* [What the task requires]:
For each line that holds "with", copy the line out.

[start]

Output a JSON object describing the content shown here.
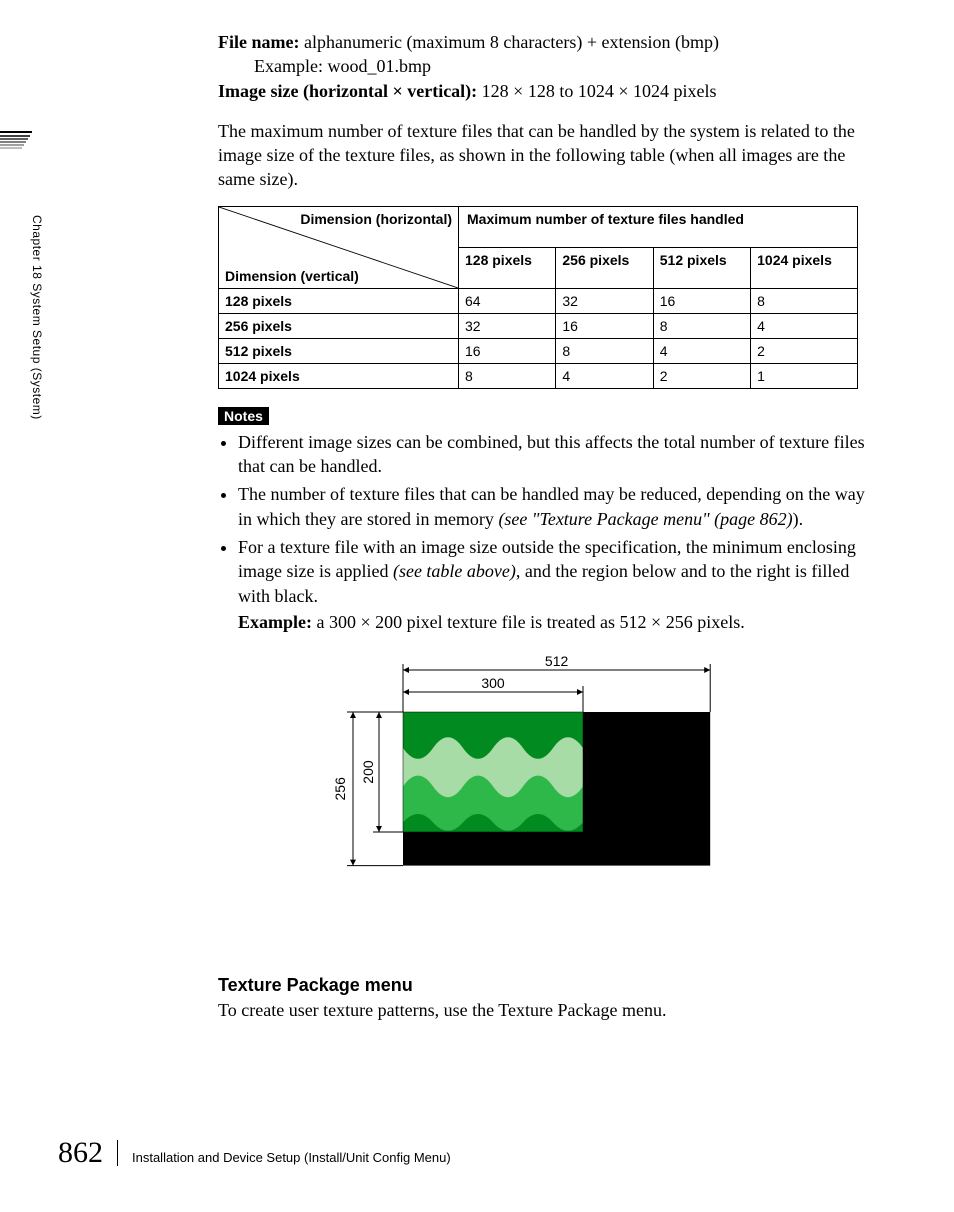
{
  "side": {
    "chapter_label": "Chapter 18  System Setup (System)"
  },
  "specs": {
    "file_name_label": "File name:",
    "file_name_value": "alphanumeric (maximum 8 characters) + extension (bmp)",
    "example_label": "Example: wood_01.bmp",
    "image_size_label": "Image size (horizontal × vertical):",
    "image_size_value": "128 × 128 to 1024 × 1024 pixels"
  },
  "intro_para": "The maximum number of texture files that can be handled by the system is related to the image size of the texture files, as shown in the following table (when all images are the same size).",
  "table": {
    "span_header": "Maximum number of texture files handled",
    "diag_top": "Dimension (horizontal)",
    "diag_bot": "Dimension (vertical)",
    "col_headers": [
      "128 pixels",
      "256 pixels",
      "512 pixels",
      "1024 pixels"
    ],
    "rows": [
      {
        "label": "128 pixels",
        "cells": [
          "64",
          "32",
          "16",
          "8"
        ]
      },
      {
        "label": "256 pixels",
        "cells": [
          "32",
          "16",
          "8",
          "4"
        ]
      },
      {
        "label": "512 pixels",
        "cells": [
          "16",
          "8",
          "4",
          "2"
        ]
      },
      {
        "label": "1024 pixels",
        "cells": [
          "8",
          "4",
          "2",
          "1"
        ]
      }
    ]
  },
  "notes": {
    "badge": "Notes",
    "items": [
      {
        "pre": "Different image sizes can be combined, but this affects the total number of texture files that can be handled.",
        "ital": "",
        "post": ""
      },
      {
        "pre": "The number of texture files that can be handled may be reduced, depending on the way in which they are stored in memory ",
        "ital": "(see \"Texture Package menu\" (page 862)",
        "post": ")."
      },
      {
        "pre": "For a texture file with an image size outside the specification, the minimum enclosing image size is applied ",
        "ital": "(see table above)",
        "post": ", and the region below and to the right is filled with black."
      }
    ],
    "example_label": "Example:",
    "example_text": "a 300 × 200 pixel texture file is treated as 512 × 256 pixels."
  },
  "diagram": {
    "outer_w": 512,
    "outer_h": 256,
    "inner_w": 300,
    "inner_h": 200,
    "label_outer_w": "512",
    "label_outer_h": "256",
    "label_inner_w": "300",
    "label_inner_h": "200",
    "bg_color": "#000000",
    "wave_dark": "#008a1f",
    "wave_mid": "#2fb84a",
    "wave_light": "#a7dca7",
    "dim_font_size": 14
  },
  "section": {
    "heading": "Texture Package menu",
    "body": "To create user texture patterns, use the Texture Package menu."
  },
  "footer": {
    "page": "862",
    "text": "Installation and Device Setup (Install/Unit Config Menu)"
  }
}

[end]

* [Final result]:
        "pre": "For a texture file with an image size outside the specification, the minimum enclosing image size is applied ",
        "post": ", and the region below and to the right is filled with black."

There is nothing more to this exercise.